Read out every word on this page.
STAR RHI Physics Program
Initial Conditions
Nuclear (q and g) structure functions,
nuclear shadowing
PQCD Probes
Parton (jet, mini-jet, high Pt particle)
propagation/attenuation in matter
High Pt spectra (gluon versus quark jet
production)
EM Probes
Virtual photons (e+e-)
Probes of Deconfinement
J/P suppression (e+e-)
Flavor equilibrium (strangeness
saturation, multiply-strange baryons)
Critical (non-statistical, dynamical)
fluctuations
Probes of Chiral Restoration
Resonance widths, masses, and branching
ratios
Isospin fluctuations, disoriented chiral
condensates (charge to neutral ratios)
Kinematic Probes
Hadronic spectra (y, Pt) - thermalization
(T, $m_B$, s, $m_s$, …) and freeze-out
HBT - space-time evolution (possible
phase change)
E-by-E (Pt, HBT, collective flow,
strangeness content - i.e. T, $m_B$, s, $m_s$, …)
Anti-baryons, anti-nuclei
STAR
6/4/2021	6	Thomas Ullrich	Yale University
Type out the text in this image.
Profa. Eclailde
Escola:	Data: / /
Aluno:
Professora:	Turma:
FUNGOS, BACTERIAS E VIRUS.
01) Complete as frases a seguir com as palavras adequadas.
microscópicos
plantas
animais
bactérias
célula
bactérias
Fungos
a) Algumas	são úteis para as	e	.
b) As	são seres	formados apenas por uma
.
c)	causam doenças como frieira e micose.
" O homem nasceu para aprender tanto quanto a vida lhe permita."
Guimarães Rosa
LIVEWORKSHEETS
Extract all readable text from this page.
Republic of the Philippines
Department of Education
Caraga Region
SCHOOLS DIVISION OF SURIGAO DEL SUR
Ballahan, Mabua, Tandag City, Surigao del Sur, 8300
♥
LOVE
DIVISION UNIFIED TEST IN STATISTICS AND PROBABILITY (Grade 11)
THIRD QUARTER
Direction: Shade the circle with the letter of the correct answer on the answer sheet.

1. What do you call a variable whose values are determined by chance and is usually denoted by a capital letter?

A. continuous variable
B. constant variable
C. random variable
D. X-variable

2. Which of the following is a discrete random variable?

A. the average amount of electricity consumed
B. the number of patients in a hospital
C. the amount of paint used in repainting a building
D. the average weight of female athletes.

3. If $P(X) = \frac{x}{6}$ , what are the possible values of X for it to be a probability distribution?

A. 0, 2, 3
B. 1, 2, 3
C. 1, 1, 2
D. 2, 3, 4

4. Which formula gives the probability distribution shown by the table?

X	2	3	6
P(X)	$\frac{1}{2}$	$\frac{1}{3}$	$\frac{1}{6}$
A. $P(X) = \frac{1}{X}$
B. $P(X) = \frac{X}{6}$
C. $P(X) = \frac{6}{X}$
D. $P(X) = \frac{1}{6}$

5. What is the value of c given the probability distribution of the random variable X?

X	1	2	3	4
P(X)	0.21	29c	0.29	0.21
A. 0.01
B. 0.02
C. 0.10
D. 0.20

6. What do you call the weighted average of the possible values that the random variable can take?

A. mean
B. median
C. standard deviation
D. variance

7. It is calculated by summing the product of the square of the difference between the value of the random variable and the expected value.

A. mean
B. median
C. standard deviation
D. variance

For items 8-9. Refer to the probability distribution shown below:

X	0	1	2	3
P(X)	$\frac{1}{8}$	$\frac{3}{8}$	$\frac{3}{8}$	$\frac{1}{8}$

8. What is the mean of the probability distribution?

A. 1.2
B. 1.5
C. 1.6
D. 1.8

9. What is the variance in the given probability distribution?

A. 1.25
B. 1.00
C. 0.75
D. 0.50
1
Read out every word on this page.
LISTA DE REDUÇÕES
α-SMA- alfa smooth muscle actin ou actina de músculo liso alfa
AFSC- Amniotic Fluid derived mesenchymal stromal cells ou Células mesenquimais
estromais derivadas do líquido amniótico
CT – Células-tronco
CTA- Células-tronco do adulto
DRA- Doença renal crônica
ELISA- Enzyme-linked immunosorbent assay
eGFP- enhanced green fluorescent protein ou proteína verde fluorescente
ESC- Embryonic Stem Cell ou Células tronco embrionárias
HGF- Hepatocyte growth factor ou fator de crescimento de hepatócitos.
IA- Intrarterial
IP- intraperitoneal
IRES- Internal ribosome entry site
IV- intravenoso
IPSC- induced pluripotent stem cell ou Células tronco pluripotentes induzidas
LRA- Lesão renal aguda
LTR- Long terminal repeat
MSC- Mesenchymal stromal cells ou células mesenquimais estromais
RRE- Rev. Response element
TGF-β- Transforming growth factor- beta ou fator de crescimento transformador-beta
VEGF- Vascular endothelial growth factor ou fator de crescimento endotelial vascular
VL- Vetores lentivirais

→ WORK TO COMPLETE
All entries are to be repeated exactly and completely.

→ ANSWER FOR THIS EXERCISE
Read out every word on this page.
STAR RHI Physics Program
Initial Conditions
Nuclear (q and g) structure functions,
nuclear shadowing
PQCD Probes
Parton (jet, mini-jet, high Pt particle)
propagation/attenuation in matter
High Pt spectra (gluon versus quark jet
production)
EM Probes
Virtual photons (e+e-)
Probes of Deconfinement
J/P suppression (e+e-)
Flavor equilibrium (strangeness
saturation, multiply-strange baryons)
Critical (non-statistical, dynamical)
fluctuations
Probes of Chiral Restoration
Resonance widths, masses, and branching
ratios
Isospin fluctuations, disoriented chiral
condensates (charge to neutral ratios)
Kinematic Probes
Hadronic spectra (y, Pt) - thermalization
(T, $m_B$, s, $m_s$, …) and freeze-out
HBT - space-time evolution (possible
phase change)
E-by-E (Pt, HBT, collective flow,
strangeness content - i.e. T, $m_B$, s, $m_s$, …)
Anti-baryons, anti-nuclei
STAR
6/4/2021	6	Thomas Ullrich	Yale University
Type out the text in this image.
Profa. Eclailde
Escola:	Data: / /
Aluno:
Professora:	Turma:
FUNGOS, BACTERIAS E VIRUS.
01) Complete as frases a seguir com as palavras adequadas.
microscópicos
plantas
animais
bactérias
célula
bactérias
Fungos
a) Algumas	são úteis para as	e	.
b) As	são seres	formados apenas por uma
.
c)	causam doenças como frieira e micose.
" O homem nasceu para aprender tanto quanto a vida lhe permita."
Guimarães Rosa
LIVEWORKSHEETS
Extract all readable text from this page.
Republic of the Philippines
Department of Education
Caraga Region
SCHOOLS DIVISION OF SURIGAO DEL SUR
Ballahan, Mabua, Tandag City, Surigao del Sur, 8300
♥
LOVE
DIVISION UNIFIED TEST IN STATISTICS AND PROBABILITY (Grade 11)
THIRD QUARTER
Direction: Shade the circle with the letter of the correct answer on the answer sheet.

1. What do you call a variable whose values are determined by chance and is usually denoted by a capital letter?

A. continuous variable
B. constant variable
C. random variable
D. X-variable

2. Which of the following is a discrete random variable?

A. the average amount of electricity consumed
B. the number of patients in a hospital
C. the amount of paint used in repainting a building
D. the average weight of female athletes.

3. If $P(X) = \frac{x}{6}$ , what are the possible values of X for it to be a probability distribution?

A. 0, 2, 3
B. 1, 2, 3
C. 1, 1, 2
D. 2, 3, 4

4. Which formula gives the probability distribution shown by the table?

X	2	3	6
P(X)	$\frac{1}{2}$	$\frac{1}{3}$	$\frac{1}{6}$
A. $P(X) = \frac{1}{X}$
B. $P(X) = \frac{X}{6}$
C. $P(X) = \frac{6}{X}$
D. $P(X) = \frac{1}{6}$

5. What is the value of c given the probability distribution of the random variable X?

X	1	2	3	4
P(X)	0.21	29c	0.29	0.21
A. 0.01
B. 0.02
C. 0.10
D. 0.20

6. What do you call the weighted average of the possible values that the random variable can take?

A. mean
B. median
C. standard deviation
D. variance

7. It is calculated by summing the product of the square of the difference between the value of the random variable and the expected value.

A. mean
B. median
C. standard deviation
D. variance

For items 8-9. Refer to the probability distribution shown below:

X	0	1	2	3
P(X)	$\frac{1}{8}$	$\frac{3}{8}$	$\frac{3}{8}$	$\frac{1}{8}$

8. What is the mean of the probability distribution?

A. 1.2
B. 1.5
C. 1.6
D. 1.8

9. What is the variance in the given probability distribution?

A. 1.25
B. 1.00
C. 0.75
D. 0.50
1
Read out every word on this page.
LISTA DE REDUÇÕES
α-SMA- alfa smooth muscle actin ou actina de músculo liso alfa
AFSC- Amniotic Fluid derived mesenchymal stromal cells ou Células mesenquimais
estromais derivadas do líquido amniótico
CT – Células-tronco
CTA- Células-tronco do adulto
DRA- Doença renal crônica
ELISA- Enzyme-linked immunosorbent assay
eGFP- enhanced green fluorescent protein ou proteína verde fluorescente
ESC- Embryonic Stem Cell ou Células tronco embrionárias
HGF- Hepatocyte growth factor ou fator de crescimento de hepatócitos.
IA- Intrarterial
IP- intraperitoneal
IRES- Internal ribosome entry site
IV- intravenoso
IPSC- induced pluripotent stem cell ou Células tronco pluripotentes induzidas
LRA- Lesão renal aguda
LTR- Long terminal repeat
MSC- Mesenchymal stromal cells ou células mesenquimais estromais
RRE- Rev. Response element
TGF-β- Transforming growth factor- beta ou fator de crescimento transformador-beta
VEGF- Vascular endothelial growth factor ou fator de crescimento endotelial vascular
VL- Vetores lentivirais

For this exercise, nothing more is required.